======== DATASET ========
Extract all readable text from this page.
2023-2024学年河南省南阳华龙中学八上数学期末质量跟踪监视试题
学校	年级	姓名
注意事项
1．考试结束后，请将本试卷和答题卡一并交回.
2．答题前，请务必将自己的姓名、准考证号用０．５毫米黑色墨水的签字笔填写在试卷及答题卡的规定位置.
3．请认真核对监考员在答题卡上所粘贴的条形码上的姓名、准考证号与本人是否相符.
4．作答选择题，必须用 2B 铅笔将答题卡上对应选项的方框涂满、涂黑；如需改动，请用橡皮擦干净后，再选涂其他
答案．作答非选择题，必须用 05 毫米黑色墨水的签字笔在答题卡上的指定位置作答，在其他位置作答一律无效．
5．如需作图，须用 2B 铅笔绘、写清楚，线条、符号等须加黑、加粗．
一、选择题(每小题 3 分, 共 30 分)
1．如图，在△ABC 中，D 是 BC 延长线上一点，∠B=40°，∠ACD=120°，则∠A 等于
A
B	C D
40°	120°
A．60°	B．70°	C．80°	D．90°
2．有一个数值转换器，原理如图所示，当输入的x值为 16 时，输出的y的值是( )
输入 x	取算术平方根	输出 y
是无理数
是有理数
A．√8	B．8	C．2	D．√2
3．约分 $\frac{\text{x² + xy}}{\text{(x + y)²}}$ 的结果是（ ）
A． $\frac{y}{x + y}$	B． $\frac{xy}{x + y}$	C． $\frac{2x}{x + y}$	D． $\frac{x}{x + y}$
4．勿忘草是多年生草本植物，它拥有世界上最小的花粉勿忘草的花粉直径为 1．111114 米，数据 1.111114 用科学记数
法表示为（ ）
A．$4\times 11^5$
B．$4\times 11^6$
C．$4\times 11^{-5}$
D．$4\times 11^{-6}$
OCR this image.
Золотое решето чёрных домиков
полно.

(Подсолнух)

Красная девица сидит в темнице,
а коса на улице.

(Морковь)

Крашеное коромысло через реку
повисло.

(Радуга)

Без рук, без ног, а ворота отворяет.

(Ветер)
========
Exactly repeat the lines from the line that contains "OCR this image." to the end of the entries, both included, and leave out all other lines.

OCR this image.
Золотое решето чёрных домиков
полно.

(Подсолнух)

Красная девица сидит в темнице,
а коса на улице.

(Морковь)

Крашеное коромысло через реку
повисло.

(Радуга)

Без рук, без ног, а ворота отворяет.

(Ветер)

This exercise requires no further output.